# Task material:
--
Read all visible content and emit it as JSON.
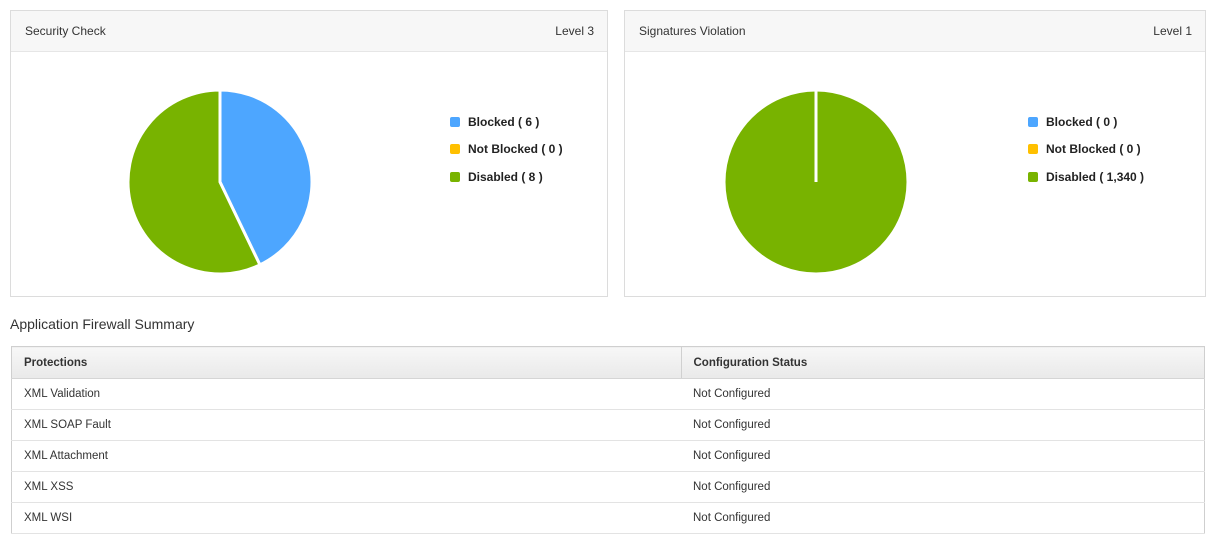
{
  "colors": {
    "blocked": "#4da6ff",
    "not_blocked": "#ffc000",
    "disabled": "#78b300"
  },
  "panels": [
    {
      "title": "Security Check",
      "level": "Level 3",
      "legend": [
        {
          "label": "Blocked ( 6 )",
          "color": "#4da6ff"
        },
        {
          "label": "Not Blocked ( 0 )",
          "color": "#ffc000"
        },
        {
          "label": "Disabled ( 8 )",
          "color": "#78b300"
        }
      ]
    },
    {
      "title": "Signatures Violation",
      "level": "Level 1",
      "legend": [
        {
          "label": "Blocked ( 0 )",
          "color": "#4da6ff"
        },
        {
          "label": "Not Blocked ( 0 )",
          "color": "#ffc000"
        },
        {
          "label": "Disabled ( 1,340 )",
          "color": "#78b300"
        }
      ]
    }
  ],
  "chart_data": [
    {
      "type": "pie",
      "categories": [
        "Blocked",
        "Not Blocked",
        "Disabled"
      ],
      "values": [
        6,
        0,
        8
      ],
      "colors": [
        "#4da6ff",
        "#ffc000",
        "#78b300"
      ]
    },
    {
      "type": "pie",
      "categories": [
        "Blocked",
        "Not Blocked",
        "Disabled"
      ],
      "values": [
        0,
        0,
        1340
      ],
      "colors": [
        "#4da6ff",
        "#ffc000",
        "#78b300"
      ]
    }
  ],
  "summary": {
    "title": "Application Firewall Summary",
    "columns": [
      "Protections",
      "Configuration Status"
    ],
    "rows": [
      [
        "XML Validation",
        "Not Configured"
      ],
      [
        "XML SOAP Fault",
        "Not Configured"
      ],
      [
        "XML Attachment",
        "Not Configured"
      ],
      [
        "XML XSS",
        "Not Configured"
      ],
      [
        "XML WSI",
        "Not Configured"
      ]
    ]
  }
}
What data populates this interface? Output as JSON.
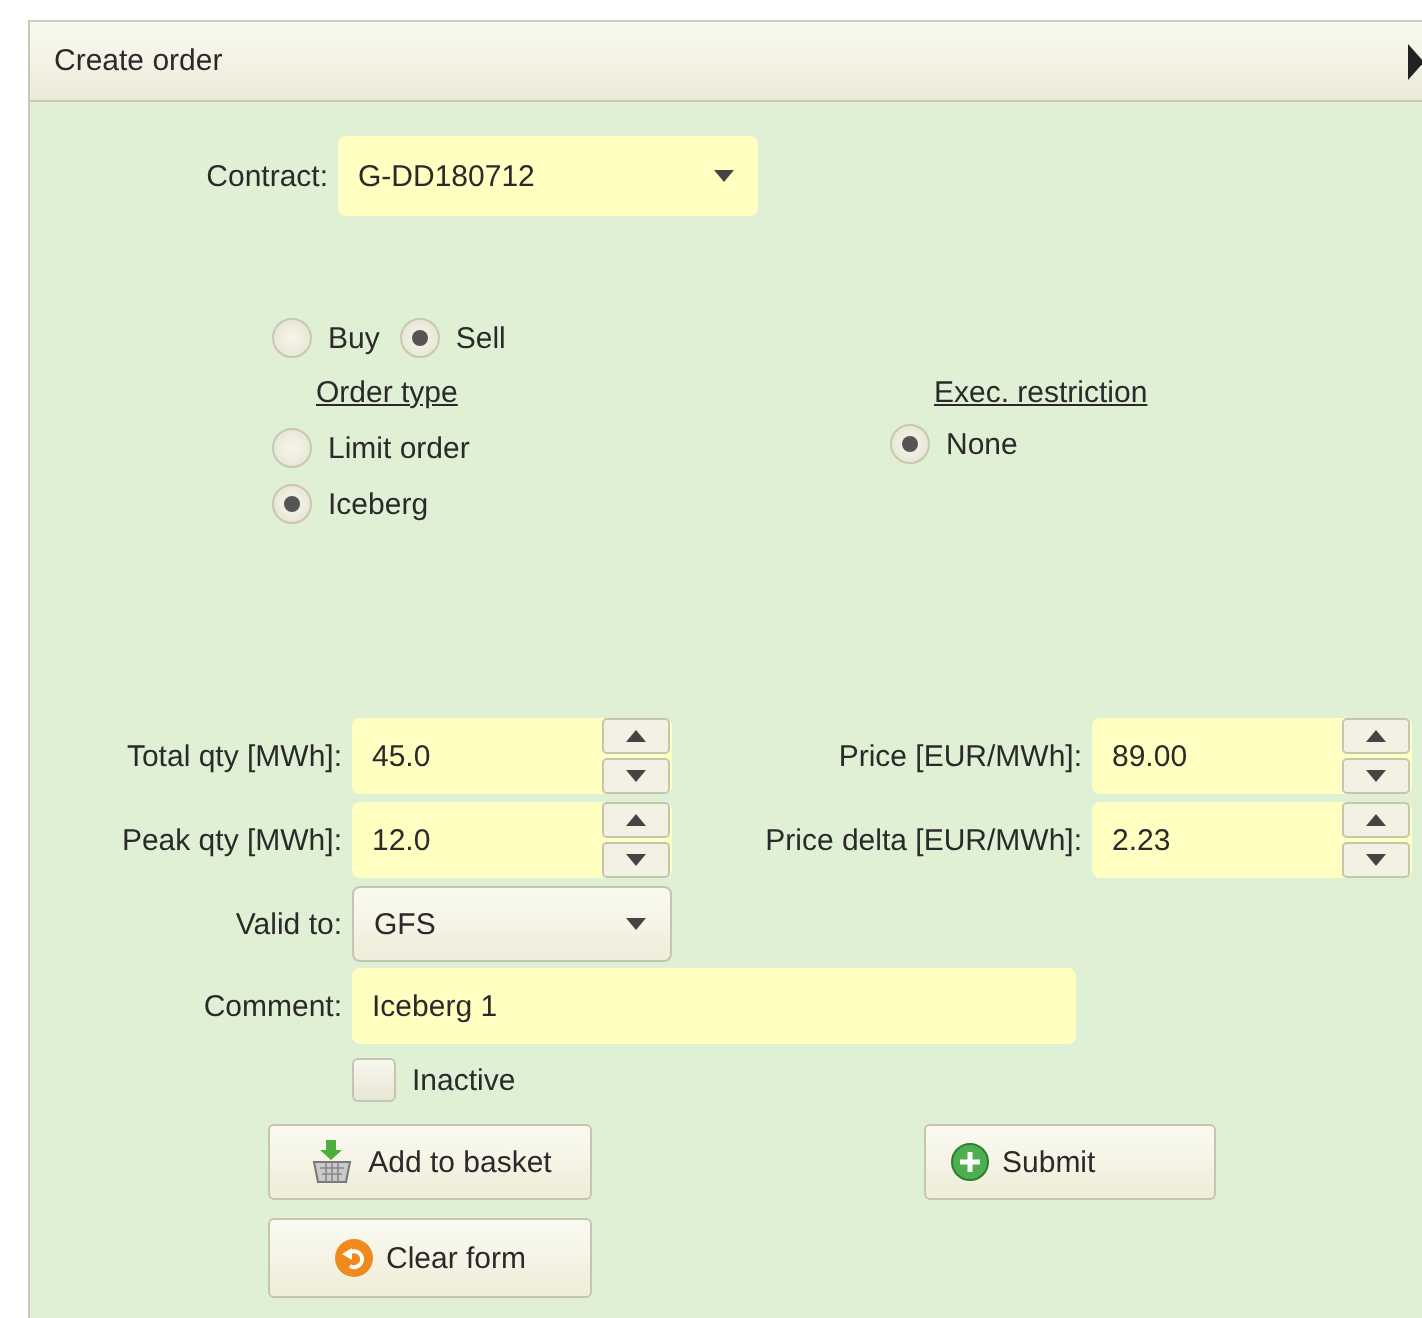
{
  "panel": {
    "title": "Create order"
  },
  "contract": {
    "label": "Contract:",
    "value": "G-DD180712"
  },
  "side": [
    {
      "label": "Buy",
      "selected": false
    },
    {
      "label": "Sell",
      "selected": true
    }
  ],
  "order_type": {
    "heading": "Order type",
    "options": [
      {
        "label": "Limit order",
        "selected": false
      },
      {
        "label": "Iceberg",
        "selected": true
      }
    ]
  },
  "exec_restriction": {
    "heading": "Exec. restriction",
    "options": [
      {
        "label": "None",
        "selected": true
      }
    ]
  },
  "spin_rows": [
    {
      "left": {
        "label": "Total qty [MWh]:",
        "value": "45.0"
      },
      "right": {
        "label": "Price [EUR/MWh]:",
        "value": "89.00"
      }
    },
    {
      "left": {
        "label": "Peak qty [MWh]:",
        "value": "12.0"
      },
      "right": {
        "label": "Price delta [EUR/MWh]:",
        "value": "2.23"
      }
    }
  ],
  "valid_to": {
    "label": "Valid to:",
    "value": "GFS"
  },
  "comment": {
    "label": "Comment:",
    "value": "Iceberg 1"
  },
  "inactive": {
    "label": "Inactive",
    "checked": false
  },
  "buttons": [
    {
      "label": "Add to basket",
      "kind": "basket"
    },
    {
      "label": "Submit",
      "kind": "submit"
    },
    {
      "label": "Clear form",
      "kind": "clear"
    }
  ]
}
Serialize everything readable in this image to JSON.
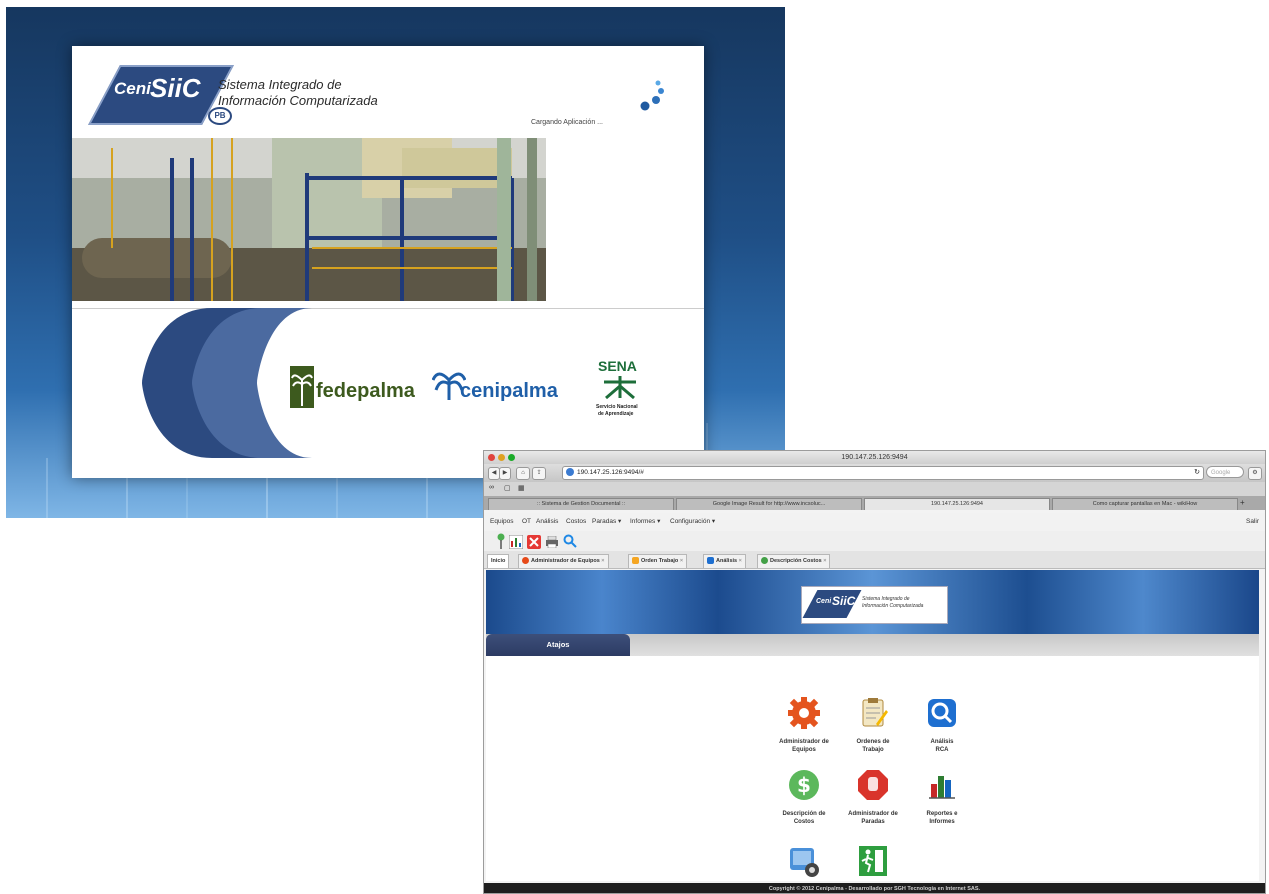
{
  "splash": {
    "logo": {
      "ceni": "Ceni",
      "siic": "SiiC",
      "pb": "PB",
      "subtitle_line1": "Sistema Integrado de",
      "subtitle_line2": "Información Computarizada"
    },
    "loading_text": "Cargando Aplicación ...",
    "partners": {
      "fedepalma": "fedepalma",
      "cenipalma": "cenipalma",
      "sena": "SENA",
      "sena_sub1": "Servicio Nacional",
      "sena_sub2": "de Aprendizaje"
    }
  },
  "browser": {
    "window_title": "190.147.25.126:9494",
    "url": "190.147.25.126:9494/#",
    "search_placeholder": "Google",
    "tabs": [
      {
        "label": ":: Sistema de Gestion Documental ::"
      },
      {
        "label": "Google Image Result for http://www.incsoluc..."
      },
      {
        "label": "190.147.25.126:9494"
      },
      {
        "label": "Como capturar pantallas en Mac - wikiHow"
      }
    ]
  },
  "app": {
    "menu": {
      "equipos": "Equipos",
      "ot": "OT",
      "analisis": "Análisis",
      "costos": "Costos",
      "paradas": "Paradas ▾",
      "informes": "Informes ▾",
      "configuracion": "Configuración ▾",
      "salir": "Salir"
    },
    "tabs": {
      "inicio": "Inicio",
      "admin_equipos": "Administrador de Equipos",
      "orden_trabajo": "Orden Trabajo",
      "analisis": "Análisis",
      "descripcion_costos": "Descripción Costos"
    },
    "banner": {
      "ceni": "Ceni",
      "siic": "SiiC",
      "subtitle_line1": "Sistema Integrado de",
      "subtitle_line2": "Información Computarizada"
    },
    "atajos_label": "Atajos",
    "shortcuts": [
      {
        "line1": "Administrador de",
        "line2": "Equipos"
      },
      {
        "line1": "Ordenes de",
        "line2": "Trabajo"
      },
      {
        "line1": "Análisis",
        "line2": "RCA"
      },
      {
        "line1": "Descripción de",
        "line2": "Costos"
      },
      {
        "line1": "Administrador de",
        "line2": "Paradas"
      },
      {
        "line1": "Reportes e",
        "line2": "Informes"
      }
    ],
    "footer": "Copyright © 2012 Cenipalma - Desarrollado por SGH Tecnología en Internet SAS."
  },
  "colors": {
    "brand_navy": "#2c4a80",
    "banner_blue": "#1b4a8c",
    "atajos_tab": "#2c3b63",
    "fedepalma_green": "#3d5a1e",
    "cenipalma_blue": "#1f5fa8"
  }
}
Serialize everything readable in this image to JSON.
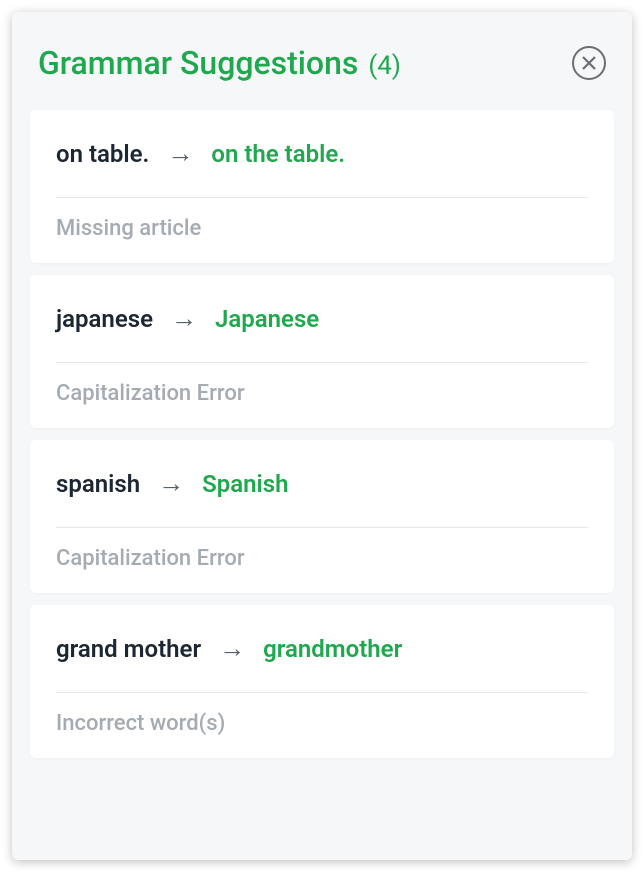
{
  "header": {
    "title": "Grammar Suggestions",
    "count": "(4)"
  },
  "suggestions": [
    {
      "original": "on table.",
      "corrected": "on the table.",
      "type": "Missing article"
    },
    {
      "original": "japanese",
      "corrected": "Japanese",
      "type": "Capitalization Error"
    },
    {
      "original": "spanish",
      "corrected": "Spanish",
      "type": "Capitalization Error"
    },
    {
      "original": "grand mother",
      "corrected": "grandmother",
      "type": "Incorrect word(s)"
    }
  ]
}
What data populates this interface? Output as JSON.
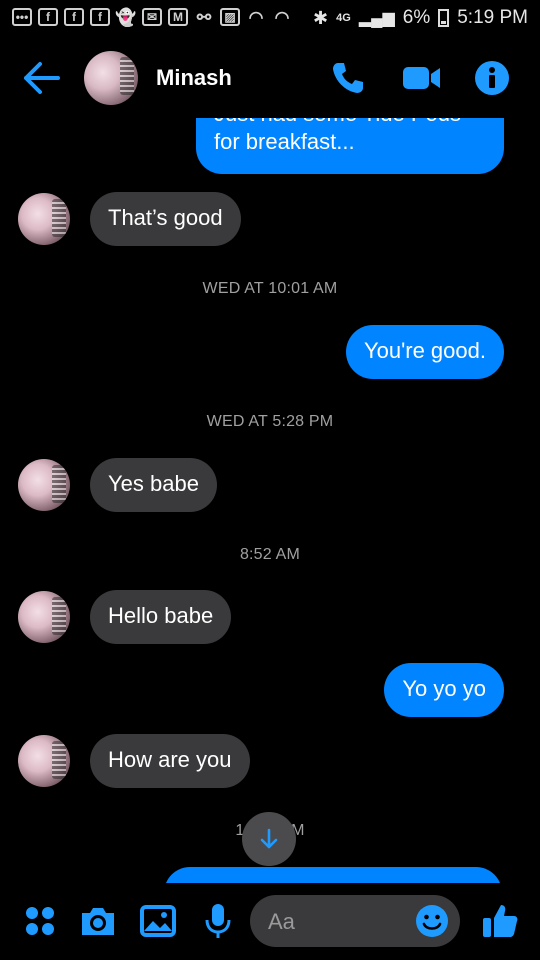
{
  "status_bar": {
    "battery": "6%",
    "time": "5:19 PM",
    "network": "4G"
  },
  "header": {
    "contact_name": "Minash"
  },
  "messages": [
    {
      "side": "out",
      "text_line1": "Just had some Tide Pods",
      "text_line2": "for breakfast..."
    },
    {
      "side": "in",
      "text": "That’s good"
    },
    {
      "type": "timestamp",
      "text": "WED AT 10:01 AM"
    },
    {
      "side": "out",
      "text": "You're good."
    },
    {
      "type": "timestamp",
      "text": "WED AT 5:28 PM"
    },
    {
      "side": "in",
      "text": "Yes babe"
    },
    {
      "type": "timestamp",
      "text": "8:52 AM"
    },
    {
      "side": "in",
      "text": "Hello babe"
    },
    {
      "side": "out",
      "text": "Yo yo yo"
    },
    {
      "side": "in",
      "text": "How are you"
    },
    {
      "type": "timestamp",
      "text": "10:__ AM"
    }
  ],
  "composer": {
    "placeholder": "Aa"
  },
  "colors": {
    "accent": "#0084ff",
    "incoming_bubble": "#3a3a3c",
    "background": "#000000"
  }
}
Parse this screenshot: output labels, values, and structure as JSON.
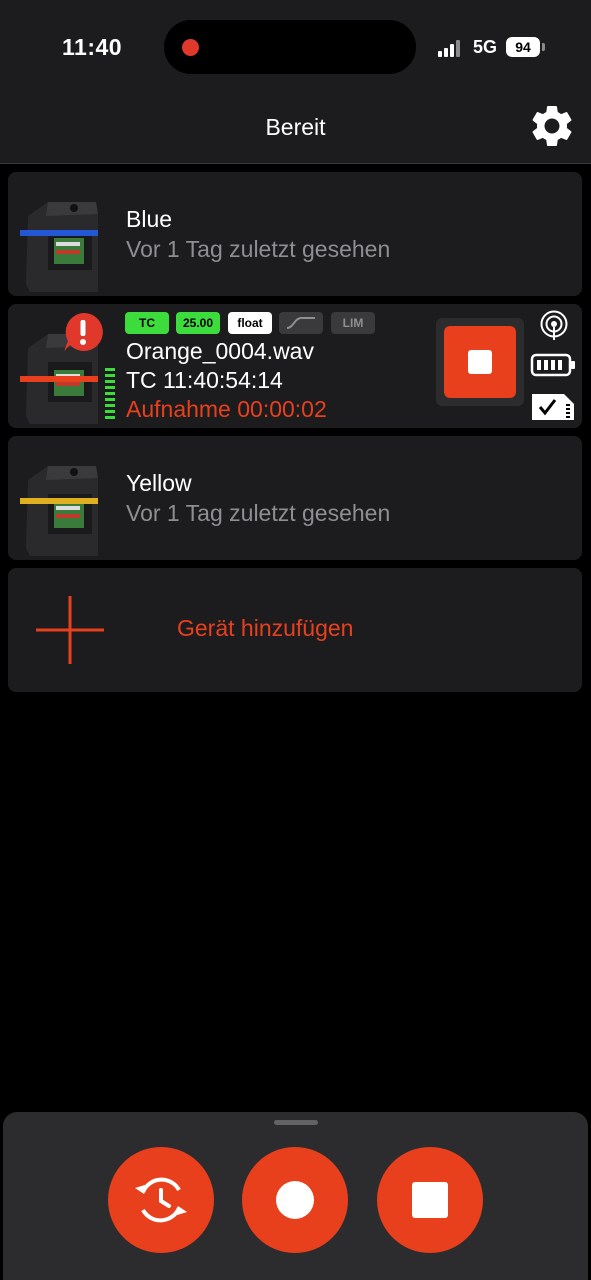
{
  "status_bar": {
    "time": "11:40",
    "network": "5G",
    "battery": "94"
  },
  "header": {
    "title": "Bereit"
  },
  "devices": [
    {
      "name": "Blue",
      "subtitle": "Vor 1 Tag zuletzt gesehen",
      "color": "#2457d6"
    },
    {
      "badges": [
        "TC",
        "25.00",
        "float",
        "",
        "LIM"
      ],
      "filename": "Orange_0004.wav",
      "timecode": "TC 11:40:54:14",
      "recording": "Aufnahme 00:00:02",
      "color": "#e8401c"
    },
    {
      "name": "Yellow",
      "subtitle": "Vor 1 Tag zuletzt gesehen",
      "color": "#e0b020"
    }
  ],
  "add_device": {
    "label": "Gerät hinzufügen"
  },
  "colors": {
    "accent": "#e8401c",
    "card": "#1c1c1e",
    "badge_green": "#3ddc3d"
  }
}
--
# Exercise details:
Gather all lines from the records above in which "Equipos" appears.

# Result:
      "equipos": "Equipos",
      "admin_equipos": "Administrador de Equipos",
        "line2": "Equipos"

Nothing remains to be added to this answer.